**Exercise objective**
Copy out the biography of V. K. Garg below word for word, with every line as it stands.

- Other name: Vinod Kumar Garg
- Education: Ph.D.
- Scientific career
- Workplaces: Central University of Punjab, Bathinda

= V. K. Garg =

Indian environment scientist

V. K. Garg is dean of the School of Environment And Earth Sciences, Central University Of Punjab, Bathinda. He is also dean of students welfare of CUPB. He visited EPFL, Lausanne, Switzerland, in 2015 as visiting scientist, Deakin University, Geelong, Australia, in January–February 2014 under TEQIP-II Programme.

== Education and career==
He attended Kurukshetra University, Kurukshetra in 1985 and completed his B.Sc. in biology. In 1987 he did M.Sc. in chemistry from Chaudhary Charan Singh Haryana Agricultural University, Hisar. He remained there for Ph.D., which he completed in 1992. He started his career as assistant scientist (1992–1996) in the Department of Agronomy, CCS Haryana Agricultural University, Hisar. After working there he joined the Department of Environmental Science and Engineering, Guru Jambheshwar University of Science and Technology, Hisar as associate professor (1996–2004), professor (2004–2016). He moved in 2016 to the Central University of Punjab, where he is serving in various capacities.

**Entries provided**

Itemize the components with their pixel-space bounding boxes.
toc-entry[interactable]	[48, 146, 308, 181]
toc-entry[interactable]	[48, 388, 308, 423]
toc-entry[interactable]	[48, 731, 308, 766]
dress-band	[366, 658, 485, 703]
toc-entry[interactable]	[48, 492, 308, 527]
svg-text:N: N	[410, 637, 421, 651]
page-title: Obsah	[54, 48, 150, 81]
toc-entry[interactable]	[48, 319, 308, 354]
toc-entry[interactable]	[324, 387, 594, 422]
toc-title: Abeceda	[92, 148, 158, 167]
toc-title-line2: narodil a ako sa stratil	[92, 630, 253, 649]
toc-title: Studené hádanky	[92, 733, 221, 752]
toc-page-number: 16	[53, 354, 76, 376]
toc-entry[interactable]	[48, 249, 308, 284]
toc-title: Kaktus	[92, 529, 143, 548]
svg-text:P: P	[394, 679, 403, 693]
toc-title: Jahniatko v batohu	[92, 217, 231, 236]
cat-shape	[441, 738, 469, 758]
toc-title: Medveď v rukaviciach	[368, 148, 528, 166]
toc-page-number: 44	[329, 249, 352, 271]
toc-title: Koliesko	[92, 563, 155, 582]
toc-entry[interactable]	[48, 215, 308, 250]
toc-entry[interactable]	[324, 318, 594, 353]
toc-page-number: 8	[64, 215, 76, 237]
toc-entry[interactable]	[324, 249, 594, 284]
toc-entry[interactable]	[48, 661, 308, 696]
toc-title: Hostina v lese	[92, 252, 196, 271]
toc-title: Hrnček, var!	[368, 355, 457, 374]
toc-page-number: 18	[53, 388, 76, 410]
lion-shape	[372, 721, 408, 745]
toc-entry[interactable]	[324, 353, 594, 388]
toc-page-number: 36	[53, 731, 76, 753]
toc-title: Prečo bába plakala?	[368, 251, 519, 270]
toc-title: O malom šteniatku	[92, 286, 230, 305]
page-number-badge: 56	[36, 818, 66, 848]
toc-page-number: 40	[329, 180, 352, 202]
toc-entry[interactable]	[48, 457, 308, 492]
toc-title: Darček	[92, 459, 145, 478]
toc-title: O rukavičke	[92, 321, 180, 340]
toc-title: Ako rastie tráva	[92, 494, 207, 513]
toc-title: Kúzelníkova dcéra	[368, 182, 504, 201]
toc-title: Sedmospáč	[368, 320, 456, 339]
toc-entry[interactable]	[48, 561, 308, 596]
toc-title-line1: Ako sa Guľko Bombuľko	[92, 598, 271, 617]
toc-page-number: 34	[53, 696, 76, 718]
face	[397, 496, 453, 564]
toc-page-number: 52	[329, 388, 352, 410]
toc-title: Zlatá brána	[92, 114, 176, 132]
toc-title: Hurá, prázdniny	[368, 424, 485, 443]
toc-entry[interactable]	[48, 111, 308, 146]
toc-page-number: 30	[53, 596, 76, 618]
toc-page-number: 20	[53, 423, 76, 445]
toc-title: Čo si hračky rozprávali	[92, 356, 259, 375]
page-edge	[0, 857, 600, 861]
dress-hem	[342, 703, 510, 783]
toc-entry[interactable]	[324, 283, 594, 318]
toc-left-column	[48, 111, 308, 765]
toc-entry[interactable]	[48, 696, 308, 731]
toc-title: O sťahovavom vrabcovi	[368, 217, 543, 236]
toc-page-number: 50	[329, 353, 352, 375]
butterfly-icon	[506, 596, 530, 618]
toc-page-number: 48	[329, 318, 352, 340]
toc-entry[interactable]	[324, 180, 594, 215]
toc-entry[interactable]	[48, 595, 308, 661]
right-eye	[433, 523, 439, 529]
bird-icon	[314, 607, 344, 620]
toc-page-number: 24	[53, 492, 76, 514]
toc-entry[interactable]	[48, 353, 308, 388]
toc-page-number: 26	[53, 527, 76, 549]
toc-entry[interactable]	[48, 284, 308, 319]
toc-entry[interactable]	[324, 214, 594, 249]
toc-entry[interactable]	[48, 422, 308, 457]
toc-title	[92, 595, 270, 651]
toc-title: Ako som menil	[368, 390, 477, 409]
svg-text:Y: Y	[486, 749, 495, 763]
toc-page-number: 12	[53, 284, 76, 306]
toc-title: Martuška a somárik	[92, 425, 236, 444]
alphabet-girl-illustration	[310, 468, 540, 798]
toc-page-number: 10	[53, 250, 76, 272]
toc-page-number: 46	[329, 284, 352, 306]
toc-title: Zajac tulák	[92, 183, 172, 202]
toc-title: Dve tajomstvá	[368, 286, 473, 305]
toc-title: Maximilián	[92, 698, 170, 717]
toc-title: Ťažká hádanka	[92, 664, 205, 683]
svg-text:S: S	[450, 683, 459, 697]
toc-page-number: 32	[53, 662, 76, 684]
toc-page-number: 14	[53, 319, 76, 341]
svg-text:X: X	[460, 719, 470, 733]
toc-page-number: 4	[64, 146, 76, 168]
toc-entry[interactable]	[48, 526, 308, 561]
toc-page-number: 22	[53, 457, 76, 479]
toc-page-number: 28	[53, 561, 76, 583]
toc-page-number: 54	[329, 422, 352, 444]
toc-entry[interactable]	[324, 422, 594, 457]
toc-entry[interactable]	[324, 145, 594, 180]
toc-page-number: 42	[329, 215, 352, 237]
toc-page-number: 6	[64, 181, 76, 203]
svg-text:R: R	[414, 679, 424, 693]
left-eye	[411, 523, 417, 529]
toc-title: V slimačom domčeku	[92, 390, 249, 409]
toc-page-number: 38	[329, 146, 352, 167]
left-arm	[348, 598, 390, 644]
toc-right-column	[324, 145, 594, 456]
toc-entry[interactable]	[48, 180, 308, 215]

**Answer for the task**
- Other name: Vinod Kumar Garg
- Education: Ph.D.
- Scientific career
- Workplaces: Central University of Punjab, Bathinda

= V. K. Garg =

Indian environment scientist

V. K. Garg is dean of the School of Environment And Earth Sciences, Central University Of Punjab, Bathinda. He is also dean of students welfare of CUPB. He visited EPFL, Lausanne, Switzerland, in 2015 as visiting scientist, Deakin University, Geelong, Australia, in January–February 2014 under TEQIP-II Programme.

== Education and career==
He attended Kurukshetra University, Kurukshetra in 1985 and completed his B.Sc. in biology. In 1987 he did M.Sc. in chemistry from Chaudhary Charan Singh Haryana Agricultural University, Hisar. He remained there for Ph.D., which he completed in 1992. He started his career as assistant scientist (1992–1996) in the Department of Agronomy, CCS Haryana Agricultural University, Hisar. After working there he joined the Department of Environmental Science and Engineering, Guru Jambheshwar University of Science and Technology, Hisar as associate professor (1996–2004), professor (2004–2016). He moved in 2016 to the Central University of Punjab, where he is serving in various capacities.